===== Supplied material =====

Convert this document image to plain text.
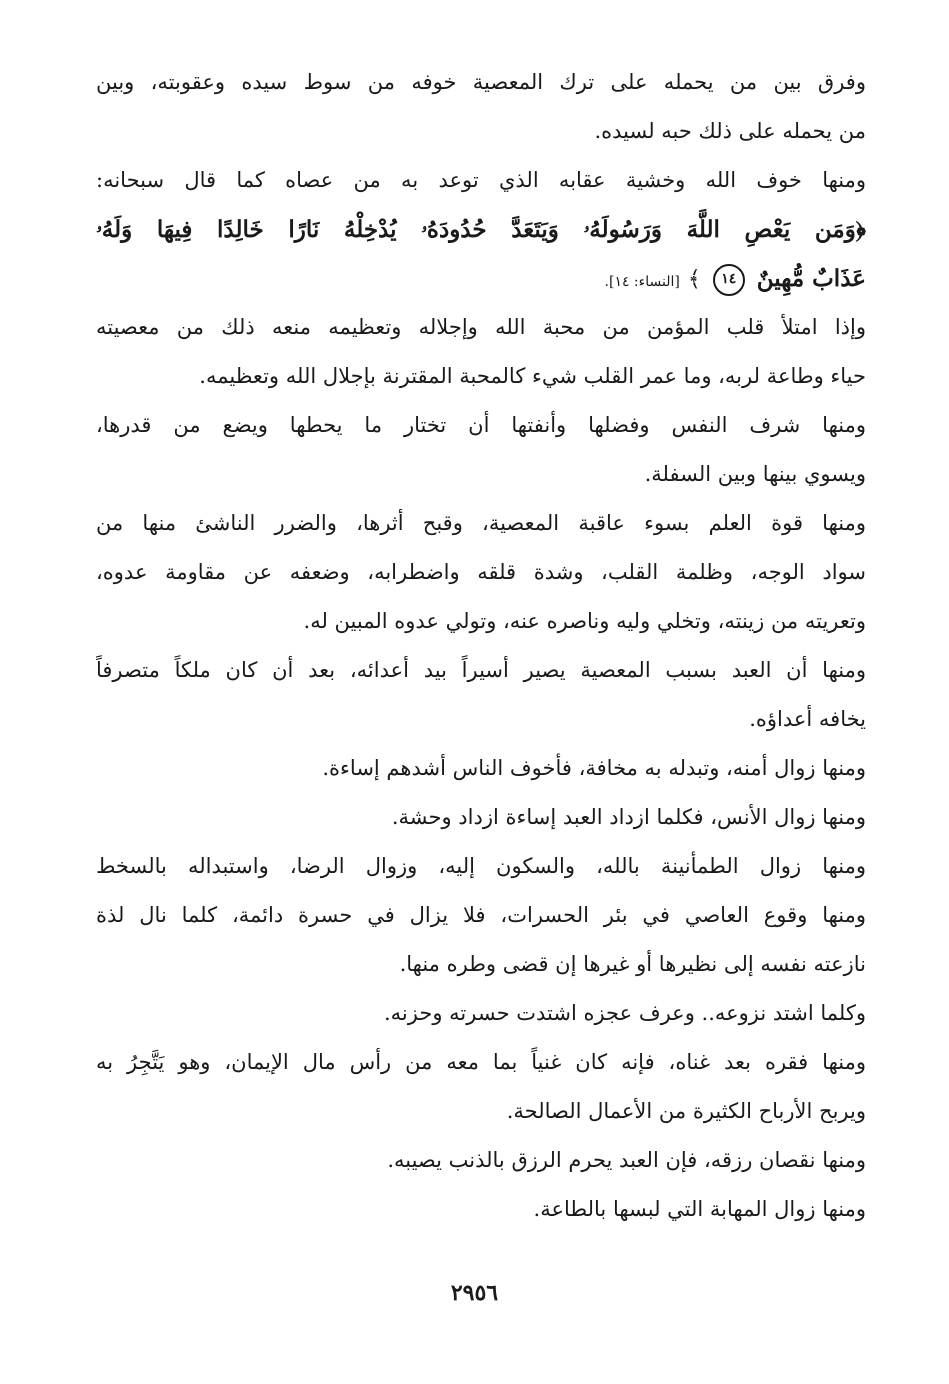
وفرق بين من يحمله على ترك المعصية خوفه من سوط سيده وعقوبته، وبين
من يحمله على ذلك حبه لسيده.
ومنها خوف الله وخشية عقابه الذي توعد به من عصاه كما قال سبحانه:
﴿وَمَن يَعْصِ اللَّهَ وَرَسُولَهُۥ وَيَتَعَدَّ حُدُودَهُۥ يُدْخِلْهُ نَارًا خَالِدًا فِيهَا وَلَهُۥ
عَذَابٌ مُّهِينٌ ١٤ ﴾ [النساء: ١٤].
وإذا امتلأ قلب المؤمن من محبة الله وإجلاله وتعظيمه منعه ذلك من معصيته
حياء وطاعة لربه، وما عمر القلب شيء كالمحبة المقترنة بإجلال الله وتعظيمه.
ومنها شرف النفس وفضلها وأنفتها أن تختار ما يحطها ويضع من قدرها،
ويسوي بينها وبين السفلة.
ومنها قوة العلم بسوء عاقبة المعصية، وقبح أثرها، والضرر الناشئ منها من
سواد الوجه، وظلمة القلب، وشدة قلقه واضطرابه، وضعفه عن مقاومة عدوه،
وتعريته من زينته، وتخلي وليه وناصره عنه، وتولي عدوه المبين له.
ومنها أن العبد بسبب المعصية يصير أسيراً بيد أعدائه، بعد أن كان ملكاً متصرفاً
يخافه أعداؤه.
ومنها زوال أمنه، وتبدله به مخافة، فأخوف الناس أشدهم إساءة.
ومنها زوال الأنس، فكلما ازداد العبد إساءة ازداد وحشة.
ومنها زوال الطمأنينة بالله، والسكون إليه، وزوال الرضا، واستبداله بالسخط
ومنها وقوع العاصي في بئر الحسرات، فلا يزال في حسرة دائمة، كلما نال لذة
نازعته نفسه إلى نظيرها أو غيرها إن قضى وطره منها.
وكلما اشتد نزوعه.. وعرف عجزه اشتدت حسرته وحزنه.
ومنها فقره بعد غناه، فإنه كان غنياً بما معه من رأس مال الإيمان، وهو يَتَّجِرُ به
ويربح الأرباح الكثيرة من الأعمال الصالحة.
ومنها نقصان رزقه، فإن العبد يحرم الرزق بالذنب يصيبه.
ومنها زوال المهابة التي لبسها بالطاعة.
٢٩٥٦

=====

Exclude the pictures and repeat every other part of the records word for word.

Convert this document image to plain text.
وفرق بين من يحمله على ترك المعصية خوفه من سوط سيده وعقوبته، وبين
من يحمله على ذلك حبه لسيده.
ومنها خوف الله وخشية عقابه الذي توعد به من عصاه كما قال سبحانه:
﴿وَمَن يَعْصِ اللَّهَ وَرَسُولَهُۥ وَيَتَعَدَّ حُدُودَهُۥ يُدْخِلْهُ نَارًا خَالِدًا فِيهَا وَلَهُۥ
عَذَابٌ مُّهِينٌ ١٤ ﴾ [النساء: ١٤].
وإذا امتلأ قلب المؤمن من محبة الله وإجلاله وتعظيمه منعه ذلك من معصيته
حياء وطاعة لربه، وما عمر القلب شيء كالمحبة المقترنة بإجلال الله وتعظيمه.
ومنها شرف النفس وفضلها وأنفتها أن تختار ما يحطها ويضع من قدرها،
ويسوي بينها وبين السفلة.
ومنها قوة العلم بسوء عاقبة المعصية، وقبح أثرها، والضرر الناشئ منها من
سواد الوجه، وظلمة القلب، وشدة قلقه واضطرابه، وضعفه عن مقاومة عدوه،
وتعريته من زينته، وتخلي وليه وناصره عنه، وتولي عدوه المبين له.
ومنها أن العبد بسبب المعصية يصير أسيراً بيد أعدائه، بعد أن كان ملكاً متصرفاً
يخافه أعداؤه.
ومنها زوال أمنه، وتبدله به مخافة، فأخوف الناس أشدهم إساءة.
ومنها زوال الأنس، فكلما ازداد العبد إساءة ازداد وحشة.
ومنها زوال الطمأنينة بالله، والسكون إليه، وزوال الرضا، واستبداله بالسخط
ومنها وقوع العاصي في بئر الحسرات، فلا يزال في حسرة دائمة، كلما نال لذة
نازعته نفسه إلى نظيرها أو غيرها إن قضى وطره منها.
وكلما اشتد نزوعه.. وعرف عجزه اشتدت حسرته وحزنه.
ومنها فقره بعد غناه، فإنه كان غنياً بما معه من رأس مال الإيمان، وهو يَتَّجِرُ به
ويربح الأرباح الكثيرة من الأعمال الصالحة.
ومنها نقصان رزقه، فإن العبد يحرم الرزق بالذنب يصيبه.
ومنها زوال المهابة التي لبسها بالطاعة.
٢٩٥٦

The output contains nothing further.